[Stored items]
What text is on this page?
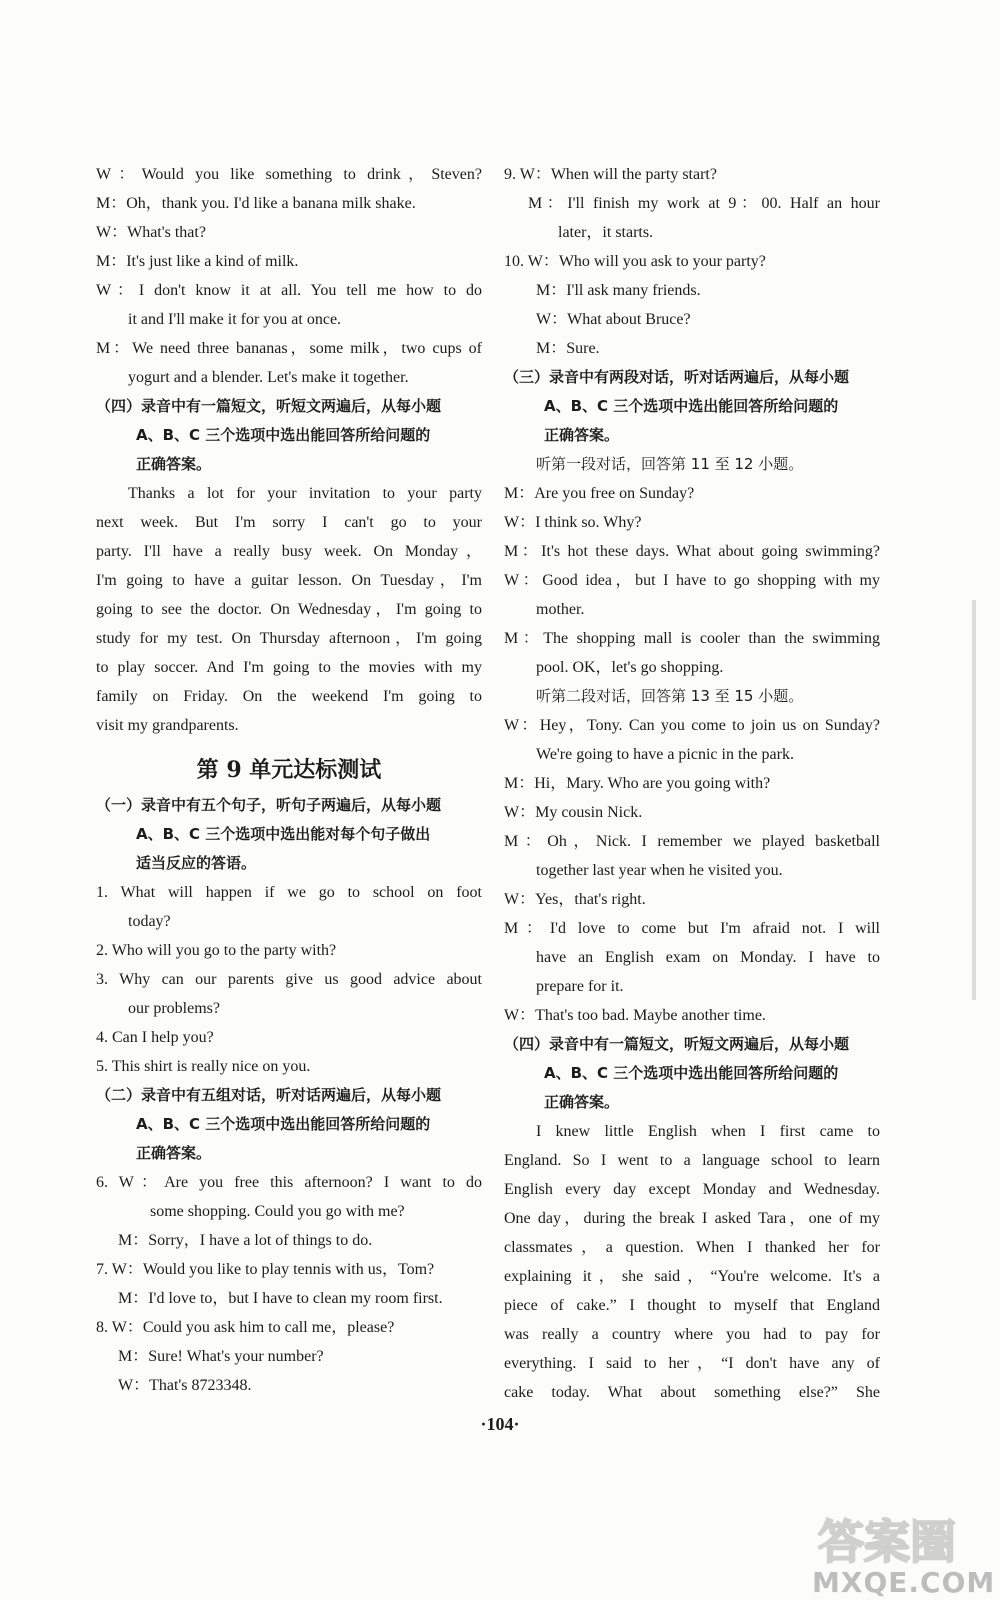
W：Would you like something to drink，Steven?
M：Oh，thank you. I'd like a banana milk shake.
W：What's that?
M：It's just like a kind of milk.
W：I don't know it at all. You tell me how to do
it and I'll make it for you at once.
M：We need three bananas，some milk，two cups of
yogurt and a blender. Let's make it together.
（四）录音中有一篇短文，听短文两遍后，从每小题
A、B、C 三个选项中选出能回答所给问题的
正确答案。
Thanks a lot for your invitation to your party
next week. But I'm sorry I can't go to your
party. I'll have a really busy week. On Monday，
I'm going to have a guitar lesson. On Tuesday，I'm
going to see the doctor. On Wednesday，I'm going to
study for my test. On Thursday afternoon，I'm going
to play soccer. And I'm going to the movies with my
family on Friday. On the weekend I'm going to
visit my grandparents.
第 9 单元达标测试
（一）录音中有五个句子，听句子两遍后，从每小题
A、B、C 三个选项中选出能对每个句子做出
适当反应的答语。
1. What will happen if we go to school on foot
today?
2. Who will you go to the party with?
3. Why can our parents give us good advice about
our problems?
4. Can I help you?
5. This shirt is really nice on you.
（二）录音中有五组对话，听对话两遍后，从每小题
A、B、C 三个选项中选出能回答所给问题的
正确答案。
6. W：Are you free this afternoon? I want to do
some shopping. Could you go with me?
M：Sorry，I have a lot of things to do.
7. W：Would you like to play tennis with us，Tom?
M：I'd love to，but I have to clean my room first.
8. W：Could you ask him to call me，please?
M：Sure! What's your number?
W：That's 8723348.
9. W：When will the party start?
M：I'll finish my work at 9：00. Half an hour
later，it starts.
10. W：Who will you ask to your party?
M：I'll ask many friends.
W：What about Bruce?
M：Sure.
（三）录音中有两段对话，听对话两遍后，从每小题
A、B、C 三个选项中选出能回答所给问题的
正确答案。
听第一段对话，回答第 11 至 12 小题。
M：Are you free on Sunday?
W：I think so. Why?
M：It's hot these days. What about going swimming?
W：Good idea，but I have to go shopping with my
mother.
M：The shopping mall is cooler than the swimming
pool. OK，let's go shopping.
听第二段对话，回答第 13 至 15 小题。
W：Hey，Tony. Can you come to join us on Sunday?
We're going to have a picnic in the park.
M：Hi，Mary. Who are you going with?
W：My cousin Nick.
M：Oh，Nick. I remember we played basketball
together last year when he visited you.
W：Yes，that's right.
M：I'd love to come but I'm afraid not. I will
have an English exam on Monday. I have to
prepare for it.
W：That's too bad. Maybe another time.
（四）录音中有一篇短文，听短文两遍后，从每小题
A、B、C 三个选项中选出能回答所给问题的
正确答案。
I knew little English when I first came to
England. So I went to a language school to learn
English every day except Monday and Wednesday.
One day，during the break I asked Tara，one of my
classmates，a question. When I thanked her for
explaining it，she said，“You're welcome. It's a
piece of cake.” I thought to myself that England
was really a country where you had to pay for
everything. I said to her，“I don't have any of
cake today. What about something else?” She
·104·
答案圈
MXQE.COM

Problem to solve: Leave the pictures out, and print every line of the listing exactly as written.

The response:
What text is on this page?
W：Would you like something to drink，Steven?
M：Oh，thank you. I'd like a banana milk shake.
W：What's that?
M：It's just like a kind of milk.
W：I don't know it at all. You tell me how to do
it and I'll make it for you at once.
M：We need three bananas，some milk，two cups of
yogurt and a blender. Let's make it together.
（四）录音中有一篇短文，听短文两遍后，从每小题
A、B、C 三个选项中选出能回答所给问题的
正确答案。
Thanks a lot for your invitation to your party
next week. But I'm sorry I can't go to your
party. I'll have a really busy week. On Monday，
I'm going to have a guitar lesson. On Tuesday，I'm
going to see the doctor. On Wednesday，I'm going to
study for my test. On Thursday afternoon，I'm going
to play soccer. And I'm going to the movies with my
family on Friday. On the weekend I'm going to
visit my grandparents.
第 9 单元达标测试
（一）录音中有五个句子，听句子两遍后，从每小题
A、B、C 三个选项中选出能对每个句子做出
适当反应的答语。
1. What will happen if we go to school on foot
today?
2. Who will you go to the party with?
3. Why can our parents give us good advice about
our problems?
4. Can I help you?
5. This shirt is really nice on you.
（二）录音中有五组对话，听对话两遍后，从每小题
A、B、C 三个选项中选出能回答所给问题的
正确答案。
6. W：Are you free this afternoon? I want to do
some shopping. Could you go with me?
M：Sorry，I have a lot of things to do.
7. W：Would you like to play tennis with us，Tom?
M：I'd love to，but I have to clean my room first.
8. W：Could you ask him to call me，please?
M：Sure! What's your number?
W：That's 8723348.
9. W：When will the party start?
M：I'll finish my work at 9：00. Half an hour
later，it starts.
10. W：Who will you ask to your party?
M：I'll ask many friends.
W：What about Bruce?
M：Sure.
（三）录音中有两段对话，听对话两遍后，从每小题
A、B、C 三个选项中选出能回答所给问题的
正确答案。
听第一段对话，回答第 11 至 12 小题。
M：Are you free on Sunday?
W：I think so. Why?
M：It's hot these days. What about going swimming?
W：Good idea，but I have to go shopping with my
mother.
M：The shopping mall is cooler than the swimming
pool. OK，let's go shopping.
听第二段对话，回答第 13 至 15 小题。
W：Hey，Tony. Can you come to join us on Sunday?
We're going to have a picnic in the park.
M：Hi，Mary. Who are you going with?
W：My cousin Nick.
M：Oh，Nick. I remember we played basketball
together last year when he visited you.
W：Yes，that's right.
M：I'd love to come but I'm afraid not. I will
have an English exam on Monday. I have to
prepare for it.
W：That's too bad. Maybe another time.
（四）录音中有一篇短文，听短文两遍后，从每小题
A、B、C 三个选项中选出能回答所给问题的
正确答案。
I knew little English when I first came to
England. So I went to a language school to learn
English every day except Monday and Wednesday.
One day，during the break I asked Tara，one of my
classmates，a question. When I thanked her for
explaining it，she said，“You're welcome. It's a
piece of cake.” I thought to myself that England
was really a country where you had to pay for
everything. I said to her，“I don't have any of
cake today. What about something else?” She
·104·
答案圈
MXQE.COM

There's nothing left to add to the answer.